*Short problem*:
Quote all of the data that follows exactly as written, skipping the images.

*Listing*:
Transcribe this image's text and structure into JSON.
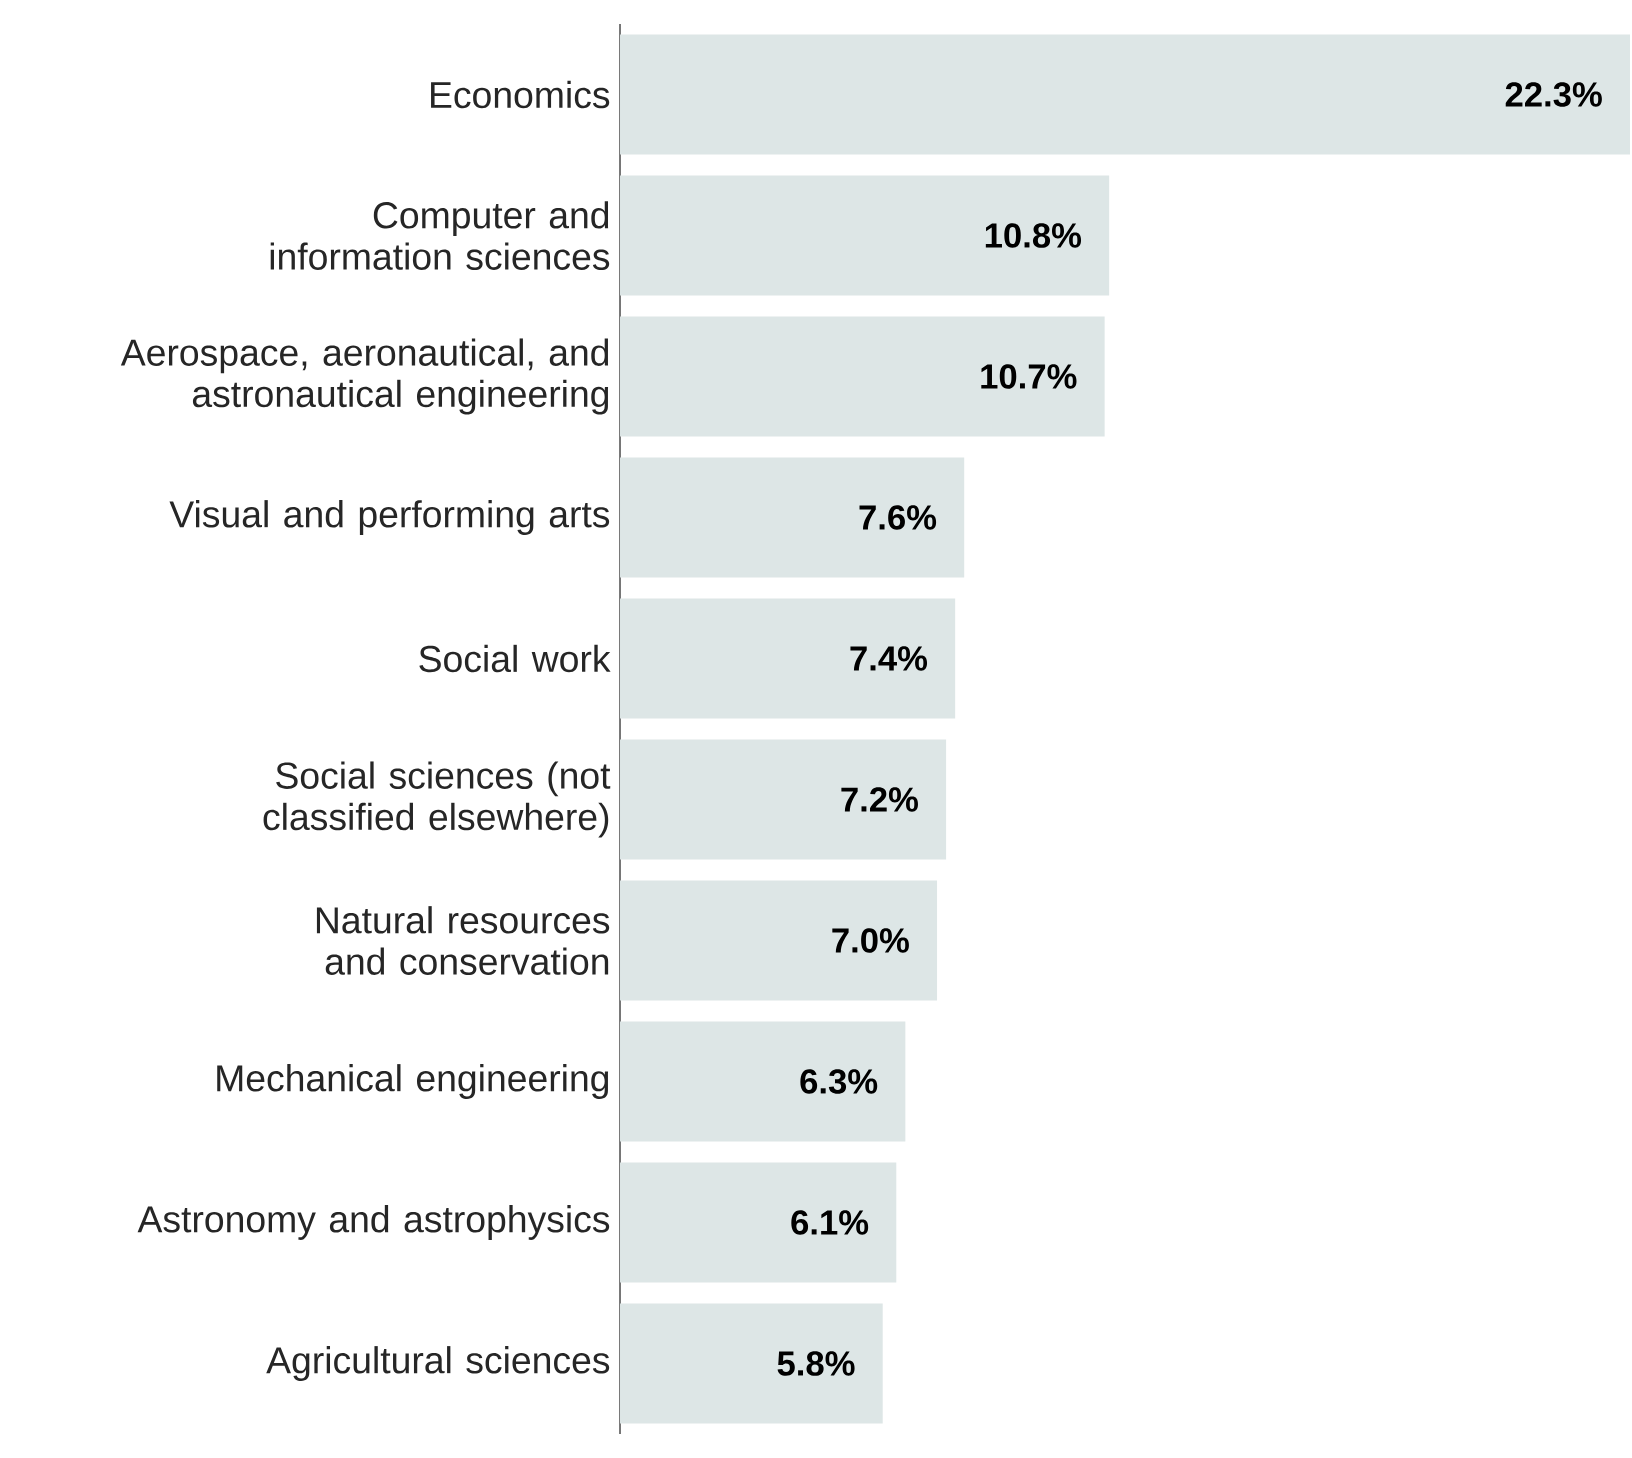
{
  "chart_data": {
    "type": "bar",
    "orientation": "horizontal",
    "categories": [
      "Economics",
      "Computer and information sciences",
      "Aerospace, aeronautical, and astronautical engineering",
      "Visual and performing arts",
      "Social work",
      "Social sciences (not classified elsewhere)",
      "Natural resources and conservation",
      "Mechanical engineering",
      "Astronomy and astrophysics",
      "Agricultural sciences"
    ],
    "values": [
      22.3,
      10.8,
      10.7,
      7.6,
      7.4,
      7.2,
      7.0,
      6.3,
      6.1,
      5.8
    ],
    "value_labels": [
      "22.3%",
      "10.8%",
      "10.7%",
      "7.6%",
      "7.4%",
      "7.2%",
      "7.0%",
      "6.3%",
      "6.1%",
      "5.8%"
    ],
    "color": "#dde6e6"
  }
}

*In response*:
Transcribe this image's text and structure into JSON.
{
  "chart_data": {
    "type": "bar",
    "orientation": "horizontal",
    "categories": [
      "Economics",
      "Computer and information sciences",
      "Aerospace, aeronautical, and astronautical engineering",
      "Visual and performing arts",
      "Social work",
      "Social sciences (not classified elsewhere)",
      "Natural resources and conservation",
      "Mechanical engineering",
      "Astronomy and astrophysics",
      "Agricultural sciences"
    ],
    "values": [
      22.3,
      10.8,
      10.7,
      7.6,
      7.4,
      7.2,
      7.0,
      6.3,
      6.1,
      5.8
    ],
    "value_labels": [
      "22.3%",
      "10.8%",
      "10.7%",
      "7.6%",
      "7.4%",
      "7.2%",
      "7.0%",
      "6.3%",
      "6.1%",
      "5.8%"
    ],
    "color": "#dde6e6"
  }
}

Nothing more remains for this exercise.